--- start Records shown ---

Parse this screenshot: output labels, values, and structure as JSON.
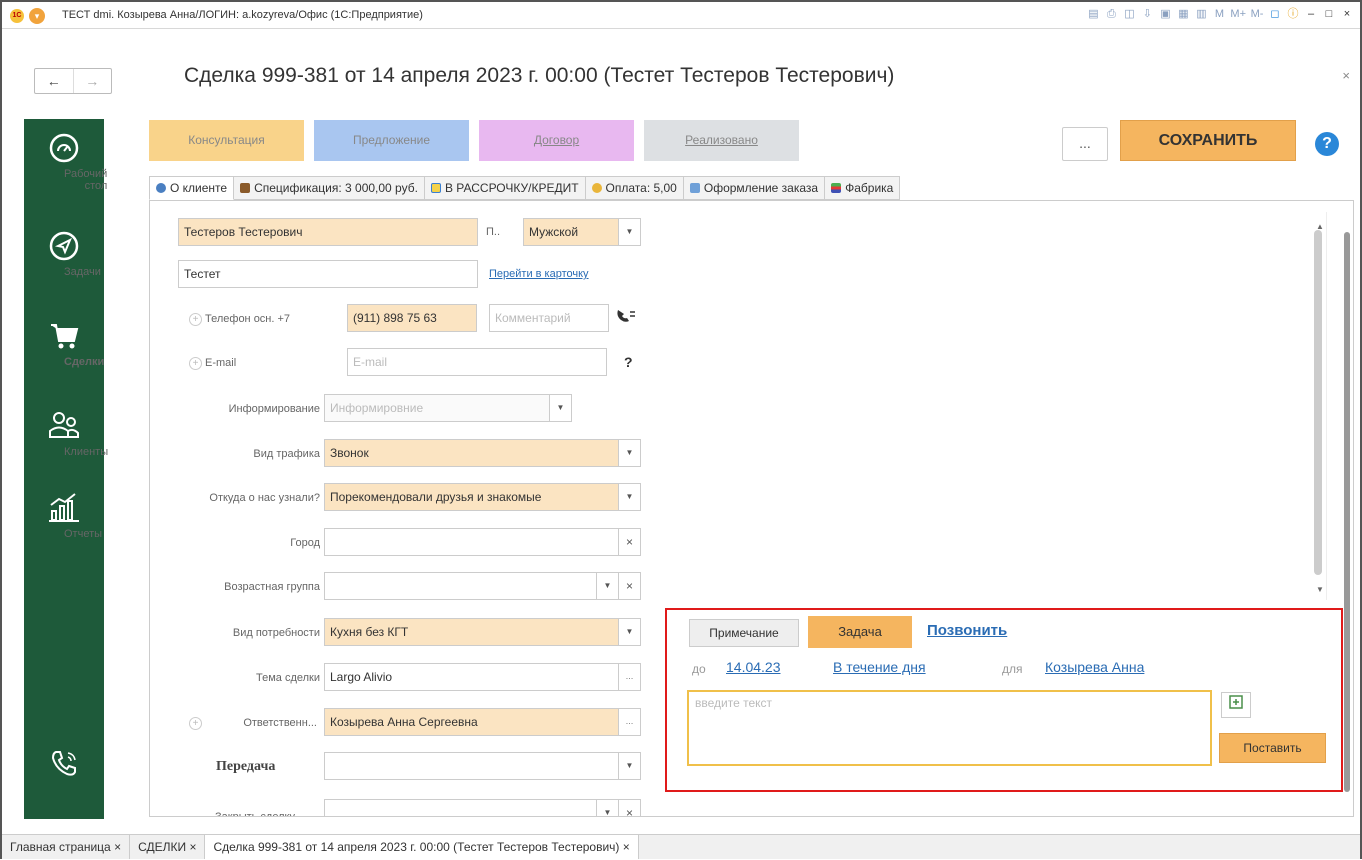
{
  "window": {
    "title": "ТЕСТ dmi. Козырева Анна/ЛОГИН: a.kozyreva/Офис  (1С:Предприятие)",
    "toolbar_icons": [
      "save-icon",
      "print-icon",
      "preview-icon",
      "attach-icon",
      "lock-icon",
      "calc-icon",
      "calendar-icon",
      "m-icon",
      "mplus-icon",
      "mminus-icon",
      "window-icon",
      "info-icon",
      "minimize-icon",
      "maximize-icon",
      "close-icon"
    ],
    "toolbar_labels": {
      "m": "M",
      "mplus": "M+",
      "mminus": "M-"
    }
  },
  "header": {
    "title": "Сделка 999-381 от 14 апреля 2023 г. 00:00 (Тестет Тестеров Тестерович)"
  },
  "sidebar": {
    "items": [
      {
        "label": "Рабочий стол",
        "icon": "dashboard-icon"
      },
      {
        "label": "Задачи",
        "icon": "send-icon"
      },
      {
        "label": "Сделки",
        "icon": "cart-icon"
      },
      {
        "label": "Клиенты",
        "icon": "clients-icon"
      },
      {
        "label": "Отчеты",
        "icon": "chart-icon"
      }
    ],
    "phone_icon": "phone-icon"
  },
  "stages": [
    "Консультация",
    "Предложение",
    "Договор",
    "Реализовано"
  ],
  "actions": {
    "more": "...",
    "save": "СОХРАНИТЬ",
    "help": "?"
  },
  "tabs": [
    "О клиенте",
    "Спецификация: 3 000,00 руб.",
    "В РАССРОЧКУ/КРЕДИТ",
    "Оплата: 5,00",
    "Оформление заказа",
    "Фабрика"
  ],
  "form": {
    "full_name": "Тестеров Тестерович",
    "gender_label": "П..",
    "gender": "Мужской",
    "first_name": "Тестет",
    "goto_card": "Перейти в карточку",
    "phone_label": "Телефон осн.",
    "phone_prefix": "+7",
    "phone": "(911) 898 75 63",
    "phone_comment_placeholder": "Комментарий",
    "email_label": "E-mail",
    "email_placeholder": "E-mail",
    "email_help": "?",
    "inform_label": "Информирование",
    "inform_placeholder": "Информировние",
    "traffic_label": "Вид трафика",
    "traffic": "Звонок",
    "source_label": "Откуда о нас узнали?",
    "source": "Порекомендовали друзья и знакомые",
    "city_label": "Город",
    "city": "",
    "age_label": "Возрастная группа",
    "age": "",
    "need_label": "Вид потребности",
    "need": "Кухня без КГТ",
    "topic_label": "Тема сделки",
    "topic": "Largo Alivio",
    "resp_label": "Ответственн...",
    "resp": "Козырева Анна Сергеевна",
    "transfer_label": "Передача",
    "close_label": "Закрыть сделку"
  },
  "task": {
    "note_btn": "Примечание",
    "task_btn": "Задача",
    "call_link": "Позвонить",
    "until_label": "до",
    "date": "14.04.23",
    "period": "В течение дня",
    "for_label": "для",
    "assignee": "Козырева Анна",
    "input_placeholder": "введите текст",
    "set_btn": "Поставить"
  },
  "bottom_tabs": [
    "Главная страница",
    "СДЕЛКИ",
    "Сделка 999-381 от 14 апреля 2023 г. 00:00 (Тестет Тестеров Тестерович)"
  ],
  "colors": {
    "sidebar": "#1e5a3a",
    "accent": "#f5b55f",
    "link": "#2a6cb4",
    "highlight_box": "#e01a1a"
  }
}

--- end Records shown ---

» **What this task involves**
Without the pictures, write out the whole listing above exactly as it appears.

» **Result of this exercise**
Parse this screenshot: output labels, values, and structure as JSON.
{
  "window": {
    "title": "ТЕСТ dmi. Козырева Анна/ЛОГИН: a.kozyreva/Офис  (1С:Предприятие)",
    "toolbar_icons": [
      "save-icon",
      "print-icon",
      "preview-icon",
      "attach-icon",
      "lock-icon",
      "calc-icon",
      "calendar-icon",
      "m-icon",
      "mplus-icon",
      "mminus-icon",
      "window-icon",
      "info-icon",
      "minimize-icon",
      "maximize-icon",
      "close-icon"
    ],
    "toolbar_labels": {
      "m": "M",
      "mplus": "M+",
      "mminus": "M-"
    }
  },
  "header": {
    "title": "Сделка 999-381 от 14 апреля 2023 г. 00:00 (Тестет Тестеров Тестерович)"
  },
  "sidebar": {
    "items": [
      {
        "label": "Рабочий стол",
        "icon": "dashboard-icon"
      },
      {
        "label": "Задачи",
        "icon": "send-icon"
      },
      {
        "label": "Сделки",
        "icon": "cart-icon"
      },
      {
        "label": "Клиенты",
        "icon": "clients-icon"
      },
      {
        "label": "Отчеты",
        "icon": "chart-icon"
      }
    ],
    "phone_icon": "phone-icon"
  },
  "stages": [
    "Консультация",
    "Предложение",
    "Договор",
    "Реализовано"
  ],
  "actions": {
    "more": "...",
    "save": "СОХРАНИТЬ",
    "help": "?"
  },
  "tabs": [
    "О клиенте",
    "Спецификация: 3 000,00 руб.",
    "В РАССРОЧКУ/КРЕДИТ",
    "Оплата: 5,00",
    "Оформление заказа",
    "Фабрика"
  ],
  "form": {
    "full_name": "Тестеров Тестерович",
    "gender_label": "П..",
    "gender": "Мужской",
    "first_name": "Тестет",
    "goto_card": "Перейти в карточку",
    "phone_label": "Телефон осн.",
    "phone_prefix": "+7",
    "phone": "(911) 898 75 63",
    "phone_comment_placeholder": "Комментарий",
    "email_label": "E-mail",
    "email_placeholder": "E-mail",
    "email_help": "?",
    "inform_label": "Информирование",
    "inform_placeholder": "Информировние",
    "traffic_label": "Вид трафика",
    "traffic": "Звонок",
    "source_label": "Откуда о нас узнали?",
    "source": "Порекомендовали друзья и знакомые",
    "city_label": "Город",
    "city": "",
    "age_label": "Возрастная группа",
    "age": "",
    "need_label": "Вид потребности",
    "need": "Кухня без КГТ",
    "topic_label": "Тема сделки",
    "topic": "Largo Alivio",
    "resp_label": "Ответственн...",
    "resp": "Козырева Анна Сергеевна",
    "transfer_label": "Передача",
    "close_label": "Закрыть сделку"
  },
  "task": {
    "note_btn": "Примечание",
    "task_btn": "Задача",
    "call_link": "Позвонить",
    "until_label": "до",
    "date": "14.04.23",
    "period": "В течение дня",
    "for_label": "для",
    "assignee": "Козырева Анна",
    "input_placeholder": "введите текст",
    "set_btn": "Поставить"
  },
  "bottom_tabs": [
    "Главная страница",
    "СДЕЛКИ",
    "Сделка 999-381 от 14 апреля 2023 г. 00:00 (Тестет Тестеров Тестерович)"
  ],
  "colors": {
    "sidebar": "#1e5a3a",
    "accent": "#f5b55f",
    "link": "#2a6cb4",
    "highlight_box": "#e01a1a"
  }
}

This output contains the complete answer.